◆ ВЫБРАННЫЙ ФРАГМЕНТ
# Forum Learning Russian Language Pronunciation, Speech & Accent  Произношение слов:   исчезать,  скучно, сжигать

## Antonio1986

How is this verb pronounced? 
Google Translate pronounce it as: is*sh*ezat'   Google Translate 
Wiktionary pronounce it as: is*ch*ezat'  исчезать - Wiktionary

----------


## it-ogo

и-щи-зАть

----------


## Antonio1986

> и-щи-зАть

 it-ogo this should be consider as a general rule. Every time I see *сч* it is pronounced as *щ*?

----------


## it-ogo

Yes, I think so.  
Though if they are separate words it can be pronounsed in different ways: "с чем" can be pronounsed as "щем" in a hurry but "с чем" is better.

----------


## Medved

Sometimes "сч" are pronounced "щч", articulation is the same, you're just letting the airflow go making the fricative Щ, then shut it and abruptly release making the plosive Ч. But in modern Russian they're 99/100 are pronounced like "щ".

----------


## scmember

I should say - "сч" in this word is usually pronounced like double щ - "щщ" most of the times by native russians (moscow area only)))

◆ СТРОКИ ДАННЫХ

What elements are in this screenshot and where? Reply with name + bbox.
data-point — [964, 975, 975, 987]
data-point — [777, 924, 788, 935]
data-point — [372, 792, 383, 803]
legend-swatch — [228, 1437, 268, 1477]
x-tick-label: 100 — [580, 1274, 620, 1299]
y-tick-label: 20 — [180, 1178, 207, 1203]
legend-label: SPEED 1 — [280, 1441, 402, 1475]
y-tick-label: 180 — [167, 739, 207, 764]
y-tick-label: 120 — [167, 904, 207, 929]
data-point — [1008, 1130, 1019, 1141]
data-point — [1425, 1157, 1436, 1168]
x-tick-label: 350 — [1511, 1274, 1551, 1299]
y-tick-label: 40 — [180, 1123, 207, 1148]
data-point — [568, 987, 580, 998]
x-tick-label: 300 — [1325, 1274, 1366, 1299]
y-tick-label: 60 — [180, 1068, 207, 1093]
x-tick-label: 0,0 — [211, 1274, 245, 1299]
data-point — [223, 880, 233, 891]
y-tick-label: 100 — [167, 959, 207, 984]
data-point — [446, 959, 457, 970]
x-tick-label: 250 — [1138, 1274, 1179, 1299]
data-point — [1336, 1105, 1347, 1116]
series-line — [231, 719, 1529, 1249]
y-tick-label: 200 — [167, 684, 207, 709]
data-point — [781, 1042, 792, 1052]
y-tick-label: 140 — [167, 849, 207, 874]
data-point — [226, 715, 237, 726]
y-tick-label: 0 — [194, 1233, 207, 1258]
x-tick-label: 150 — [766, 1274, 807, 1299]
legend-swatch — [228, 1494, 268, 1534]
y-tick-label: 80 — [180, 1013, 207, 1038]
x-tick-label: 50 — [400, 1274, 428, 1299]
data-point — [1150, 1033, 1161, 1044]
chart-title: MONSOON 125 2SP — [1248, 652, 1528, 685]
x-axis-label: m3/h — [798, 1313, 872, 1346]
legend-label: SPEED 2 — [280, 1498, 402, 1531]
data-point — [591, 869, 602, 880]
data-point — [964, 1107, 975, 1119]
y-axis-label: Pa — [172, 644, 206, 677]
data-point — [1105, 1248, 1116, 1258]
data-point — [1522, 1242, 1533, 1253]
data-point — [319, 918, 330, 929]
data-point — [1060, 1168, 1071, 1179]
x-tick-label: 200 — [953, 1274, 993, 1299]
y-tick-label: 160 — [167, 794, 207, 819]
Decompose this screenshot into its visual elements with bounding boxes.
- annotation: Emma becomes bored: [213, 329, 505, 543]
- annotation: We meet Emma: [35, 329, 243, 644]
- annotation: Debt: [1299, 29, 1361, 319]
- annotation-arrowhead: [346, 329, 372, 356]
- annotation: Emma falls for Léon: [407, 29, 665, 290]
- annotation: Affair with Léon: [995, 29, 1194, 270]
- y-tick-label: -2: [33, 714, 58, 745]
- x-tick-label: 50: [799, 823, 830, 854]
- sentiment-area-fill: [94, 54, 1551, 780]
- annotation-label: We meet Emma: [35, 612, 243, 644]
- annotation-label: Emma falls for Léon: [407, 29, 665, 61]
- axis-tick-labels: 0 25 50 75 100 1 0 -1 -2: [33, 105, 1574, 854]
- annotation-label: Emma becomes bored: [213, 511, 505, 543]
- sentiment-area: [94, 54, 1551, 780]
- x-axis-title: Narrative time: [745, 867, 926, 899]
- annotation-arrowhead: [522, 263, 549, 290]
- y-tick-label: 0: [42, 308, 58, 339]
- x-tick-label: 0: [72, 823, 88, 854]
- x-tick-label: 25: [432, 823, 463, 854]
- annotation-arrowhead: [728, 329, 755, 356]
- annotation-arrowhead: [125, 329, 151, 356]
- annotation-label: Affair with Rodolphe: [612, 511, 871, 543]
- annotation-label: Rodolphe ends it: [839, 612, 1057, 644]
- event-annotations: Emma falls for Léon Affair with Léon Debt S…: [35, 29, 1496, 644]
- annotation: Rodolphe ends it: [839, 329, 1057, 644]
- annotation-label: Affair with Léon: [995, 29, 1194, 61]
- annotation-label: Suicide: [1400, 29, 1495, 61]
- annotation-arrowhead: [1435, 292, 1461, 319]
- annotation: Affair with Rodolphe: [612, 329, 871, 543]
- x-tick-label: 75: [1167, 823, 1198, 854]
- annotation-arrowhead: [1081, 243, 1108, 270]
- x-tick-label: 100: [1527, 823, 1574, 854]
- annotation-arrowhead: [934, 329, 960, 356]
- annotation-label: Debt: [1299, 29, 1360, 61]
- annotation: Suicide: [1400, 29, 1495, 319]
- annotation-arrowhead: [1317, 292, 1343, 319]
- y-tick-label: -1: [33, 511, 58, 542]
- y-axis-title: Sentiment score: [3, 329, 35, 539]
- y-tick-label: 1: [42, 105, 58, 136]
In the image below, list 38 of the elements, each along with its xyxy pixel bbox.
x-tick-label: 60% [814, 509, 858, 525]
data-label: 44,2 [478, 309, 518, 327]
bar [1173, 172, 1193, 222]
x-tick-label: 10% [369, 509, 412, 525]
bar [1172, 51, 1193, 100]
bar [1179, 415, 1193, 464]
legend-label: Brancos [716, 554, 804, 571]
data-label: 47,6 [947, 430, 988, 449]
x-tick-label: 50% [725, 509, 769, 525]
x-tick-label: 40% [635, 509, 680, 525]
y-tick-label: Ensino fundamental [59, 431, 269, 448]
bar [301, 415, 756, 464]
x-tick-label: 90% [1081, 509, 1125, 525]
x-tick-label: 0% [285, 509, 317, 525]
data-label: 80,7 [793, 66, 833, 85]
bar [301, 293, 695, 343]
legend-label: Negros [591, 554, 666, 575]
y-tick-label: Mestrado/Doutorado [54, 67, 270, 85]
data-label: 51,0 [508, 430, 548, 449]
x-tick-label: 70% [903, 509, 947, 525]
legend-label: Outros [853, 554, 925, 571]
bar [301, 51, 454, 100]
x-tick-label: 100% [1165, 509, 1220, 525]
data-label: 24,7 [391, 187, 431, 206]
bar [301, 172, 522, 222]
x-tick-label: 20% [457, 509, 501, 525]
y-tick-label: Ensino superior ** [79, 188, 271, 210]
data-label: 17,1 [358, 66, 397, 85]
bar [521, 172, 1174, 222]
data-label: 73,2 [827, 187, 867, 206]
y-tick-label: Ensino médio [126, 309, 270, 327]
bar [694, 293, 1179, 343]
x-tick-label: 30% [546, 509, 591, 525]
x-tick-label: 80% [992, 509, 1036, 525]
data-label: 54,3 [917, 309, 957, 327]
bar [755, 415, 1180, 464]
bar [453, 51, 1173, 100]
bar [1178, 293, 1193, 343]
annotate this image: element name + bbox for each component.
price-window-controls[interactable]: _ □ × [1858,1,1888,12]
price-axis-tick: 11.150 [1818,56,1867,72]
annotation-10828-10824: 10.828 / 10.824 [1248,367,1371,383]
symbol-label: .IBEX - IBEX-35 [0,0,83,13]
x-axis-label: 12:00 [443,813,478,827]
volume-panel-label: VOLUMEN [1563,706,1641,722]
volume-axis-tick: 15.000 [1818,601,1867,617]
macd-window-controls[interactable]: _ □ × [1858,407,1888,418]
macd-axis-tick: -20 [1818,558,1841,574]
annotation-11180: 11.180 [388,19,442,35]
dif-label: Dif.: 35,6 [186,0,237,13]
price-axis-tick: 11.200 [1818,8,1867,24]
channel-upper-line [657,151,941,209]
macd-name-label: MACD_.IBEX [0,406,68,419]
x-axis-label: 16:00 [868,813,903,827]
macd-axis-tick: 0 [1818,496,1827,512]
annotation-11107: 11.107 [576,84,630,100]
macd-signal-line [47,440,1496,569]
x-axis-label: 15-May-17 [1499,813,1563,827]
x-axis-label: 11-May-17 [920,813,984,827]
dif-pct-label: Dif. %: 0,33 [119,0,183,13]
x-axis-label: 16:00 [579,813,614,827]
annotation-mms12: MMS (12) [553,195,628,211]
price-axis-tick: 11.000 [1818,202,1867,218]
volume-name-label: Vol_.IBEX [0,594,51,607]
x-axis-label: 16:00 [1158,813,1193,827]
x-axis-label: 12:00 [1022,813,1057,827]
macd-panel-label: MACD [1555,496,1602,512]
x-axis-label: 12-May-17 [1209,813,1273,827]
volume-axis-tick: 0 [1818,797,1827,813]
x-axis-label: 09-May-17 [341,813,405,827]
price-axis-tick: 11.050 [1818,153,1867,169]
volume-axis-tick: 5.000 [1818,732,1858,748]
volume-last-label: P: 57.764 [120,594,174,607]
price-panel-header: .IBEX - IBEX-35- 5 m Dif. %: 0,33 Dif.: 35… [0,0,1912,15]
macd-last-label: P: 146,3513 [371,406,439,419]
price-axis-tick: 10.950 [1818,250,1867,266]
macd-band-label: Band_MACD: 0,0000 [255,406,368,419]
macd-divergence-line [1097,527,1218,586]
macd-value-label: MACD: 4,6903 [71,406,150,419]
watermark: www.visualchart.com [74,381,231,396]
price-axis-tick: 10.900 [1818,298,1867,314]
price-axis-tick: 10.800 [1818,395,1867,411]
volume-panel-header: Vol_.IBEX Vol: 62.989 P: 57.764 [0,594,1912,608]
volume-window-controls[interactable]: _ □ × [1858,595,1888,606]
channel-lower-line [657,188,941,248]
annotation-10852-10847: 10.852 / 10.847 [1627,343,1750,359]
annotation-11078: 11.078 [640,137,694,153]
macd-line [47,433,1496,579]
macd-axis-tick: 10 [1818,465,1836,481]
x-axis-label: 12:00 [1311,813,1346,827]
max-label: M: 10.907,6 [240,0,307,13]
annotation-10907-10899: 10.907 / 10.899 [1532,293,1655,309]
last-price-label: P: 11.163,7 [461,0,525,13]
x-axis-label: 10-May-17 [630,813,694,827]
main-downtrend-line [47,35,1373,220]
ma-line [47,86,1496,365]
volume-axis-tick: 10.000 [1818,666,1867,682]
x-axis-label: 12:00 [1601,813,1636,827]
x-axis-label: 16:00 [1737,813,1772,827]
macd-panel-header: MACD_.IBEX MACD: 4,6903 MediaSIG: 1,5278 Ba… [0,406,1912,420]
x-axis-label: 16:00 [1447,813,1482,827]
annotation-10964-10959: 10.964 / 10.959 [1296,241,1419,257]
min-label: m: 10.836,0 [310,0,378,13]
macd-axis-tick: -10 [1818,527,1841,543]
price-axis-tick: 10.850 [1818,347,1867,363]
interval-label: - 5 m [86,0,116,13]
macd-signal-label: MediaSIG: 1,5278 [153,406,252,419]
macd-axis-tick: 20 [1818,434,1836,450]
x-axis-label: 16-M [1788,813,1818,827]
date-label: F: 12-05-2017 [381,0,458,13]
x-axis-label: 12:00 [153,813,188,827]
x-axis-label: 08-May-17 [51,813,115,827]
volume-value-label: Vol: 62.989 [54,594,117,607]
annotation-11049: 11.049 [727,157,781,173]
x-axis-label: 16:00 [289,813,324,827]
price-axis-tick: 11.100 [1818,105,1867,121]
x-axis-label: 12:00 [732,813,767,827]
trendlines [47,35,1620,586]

◆ ЗАДАНИЕ
Сверьте с веткой форума о произношении три утверждения и на каждое ответьте «да» или «нет», дословно процитировав решающие слова: (a) it-ogo передал произношение глагола как «и-щи-зАть»; (b) по словам Medved, в современном русском «сч» чаще всего произносится как «щч»; (c) it-ogo считает, что «с чем» лучше не сливать в «щем».

◆ РЕЗУЛЬТАТ
(a) Да: «и-щи-зАть».
(b) Нет: «But in modern Russian they're 99/100 are pronounced like "щ".»
(c) Да: «"с чем" can be pronounsed as "щем" in a hurry but "с чем" is better.»